━━━ FRAGMENTO SELECCIONADO

En el séptimo argumento se sostiene que Aristóteles nunca consideró que el alma persista después de la muerte. En su Ética a Nicómaco, se afirma que los muertos carecen de ser y sólo tienen valor en la estimación que se hace de ellos. Respecto al reconocimiento de los dioses, se aclara que este se refiere a la vida y no necesariamente a la vida después de la muerte, sugiriendo que la valoración de las mujeres en el texto es para inspirar a otras.
El octavo argumento aborda la noción de que solo los hombres impuros creen en la mortalidad del alma, mientras que los justos afirman su inmortalidad. Sin embargo, se responde que no todos los hombres impuros creen en esto, y muchos hombres virtuosos han sostenido la mortalidad del alma, como lo demuestran ejemplos de figuras célebres como Platón y Séneca. Esto implica que la virtud se puede considerar como la verdadera felicidad, mientras que el vicio conduce a la miseria.
Se argumenta que quienes sostienen que el alma es mortal aún defienden la virtud, ya que los actos virtuosos son intrínsecamente valiosos y no deben ser realizados solo por la expectativa de recompensa. Aristóteles señala que el hombre, siendo un ser intermedio entre lo material e inmaterial, participa de ambas realidades, lo que le permite aspirar a lo divino o caer en la bestialidad. Así, se concluye que, aunque el alma sea mortal, la búsqueda de la virtud es esencial, y optar por el vicio es un acto de insensatez que deshonra la condición humana.
CAPÍTULO XV Y ÚLTIMO
En el que se expone la última conclusión en este asunto, la cual a mi parecer se ha de sostener sin lugar a dudas
La cuestión de la inmortalidad del alma y la eternidad del mundo no presenta una respuesta clara, dado que no existen razones naturales que demuestren de manera definitiva la inmortalidad o mortalidad del alma. Afirmando que este dilema es propio de Dios, el autor señala que, debido a la falta de certidumbre, la conducta humana y su propósito en la vida quedarían en la ambigüedad. Resalta la necesidad de una guía divina para entender estas cuestiones, indicando que, a través de las revelaciones y escrituras, se ha aportado claridad sobre la inmortalidad del alma.

━━━━━━
━━━ MATERIAL PROPORCIONADO

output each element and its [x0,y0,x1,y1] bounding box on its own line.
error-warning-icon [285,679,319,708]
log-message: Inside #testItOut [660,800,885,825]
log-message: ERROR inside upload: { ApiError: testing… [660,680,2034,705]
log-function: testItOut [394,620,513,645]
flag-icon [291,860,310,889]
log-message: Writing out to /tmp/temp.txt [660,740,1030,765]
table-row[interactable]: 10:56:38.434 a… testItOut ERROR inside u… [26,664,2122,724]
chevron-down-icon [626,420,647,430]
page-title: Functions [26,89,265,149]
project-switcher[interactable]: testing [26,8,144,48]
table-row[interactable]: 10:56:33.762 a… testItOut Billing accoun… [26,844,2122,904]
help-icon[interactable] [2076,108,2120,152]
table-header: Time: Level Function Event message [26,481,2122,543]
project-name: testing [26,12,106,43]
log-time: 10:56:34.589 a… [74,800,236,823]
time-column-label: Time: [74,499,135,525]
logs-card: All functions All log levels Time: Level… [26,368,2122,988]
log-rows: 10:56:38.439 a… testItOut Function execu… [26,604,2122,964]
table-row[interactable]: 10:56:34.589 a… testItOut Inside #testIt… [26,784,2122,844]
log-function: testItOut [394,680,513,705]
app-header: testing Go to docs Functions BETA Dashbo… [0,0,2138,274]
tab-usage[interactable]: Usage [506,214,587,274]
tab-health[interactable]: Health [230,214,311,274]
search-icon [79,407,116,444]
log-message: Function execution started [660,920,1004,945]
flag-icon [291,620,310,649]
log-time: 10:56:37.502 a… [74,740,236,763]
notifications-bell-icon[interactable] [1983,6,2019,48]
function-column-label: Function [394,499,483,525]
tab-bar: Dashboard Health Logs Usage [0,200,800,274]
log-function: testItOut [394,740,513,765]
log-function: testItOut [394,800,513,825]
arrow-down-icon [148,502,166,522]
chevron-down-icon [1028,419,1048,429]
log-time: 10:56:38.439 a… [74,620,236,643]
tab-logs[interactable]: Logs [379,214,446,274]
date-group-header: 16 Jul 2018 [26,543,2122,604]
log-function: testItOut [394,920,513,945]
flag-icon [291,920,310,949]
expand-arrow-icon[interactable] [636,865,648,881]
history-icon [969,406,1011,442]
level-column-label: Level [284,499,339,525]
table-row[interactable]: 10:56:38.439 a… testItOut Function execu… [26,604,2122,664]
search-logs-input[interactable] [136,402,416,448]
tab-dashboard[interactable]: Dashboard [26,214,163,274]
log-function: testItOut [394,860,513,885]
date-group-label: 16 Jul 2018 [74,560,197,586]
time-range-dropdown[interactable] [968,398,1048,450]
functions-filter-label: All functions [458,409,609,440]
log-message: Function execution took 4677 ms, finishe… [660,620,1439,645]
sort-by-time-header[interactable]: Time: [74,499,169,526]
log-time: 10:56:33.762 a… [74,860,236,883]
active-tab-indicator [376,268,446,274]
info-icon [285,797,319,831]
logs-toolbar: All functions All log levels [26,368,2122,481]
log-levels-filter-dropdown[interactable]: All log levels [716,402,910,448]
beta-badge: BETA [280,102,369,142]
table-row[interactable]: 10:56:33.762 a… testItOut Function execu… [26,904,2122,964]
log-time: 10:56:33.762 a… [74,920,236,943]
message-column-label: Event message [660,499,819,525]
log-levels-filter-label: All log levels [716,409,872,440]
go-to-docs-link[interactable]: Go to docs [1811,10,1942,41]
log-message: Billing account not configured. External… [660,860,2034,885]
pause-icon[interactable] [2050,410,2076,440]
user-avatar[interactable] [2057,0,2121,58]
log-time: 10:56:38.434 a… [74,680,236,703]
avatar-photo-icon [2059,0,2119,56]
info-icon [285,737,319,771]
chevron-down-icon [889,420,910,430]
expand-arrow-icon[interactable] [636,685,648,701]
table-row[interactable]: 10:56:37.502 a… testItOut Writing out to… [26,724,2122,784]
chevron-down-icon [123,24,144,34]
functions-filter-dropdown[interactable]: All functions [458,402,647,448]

━━━━━━

> LISTA DE ACTIVIDADES
1. Indica qué figuras célebres menciona el fragmento como ejemplo de hombres virtuosos que sostuvieron la mortalidad del alma.
2. Vuelve a escribir sin cambios la parte del fragmento que va desde "Se argumenta que" hasta "la condición humana.", ambas incluidas.

> RESULTADOS POR TAREA
1. Platón y Séneca.

2.
Se argumenta que quienes sostienen que el alma es mortal aún defienden la virtud, ya que los actos virtuosos son intrínsecamente valiosos y no deben ser realizados solo por la expectativa de recompensa. Aristóteles señala que el hombre, siendo un ser intermedio entre lo material e inmaterial, participa de ambas realidades, lo que le permite aspirar a lo divino o caer en la bestialidad. Así, se concluye que, aunque el alma sea mortal, la búsqueda de la virtud es esencial, y optar por el vicio es un acto de insensatez que deshonra la condición humana.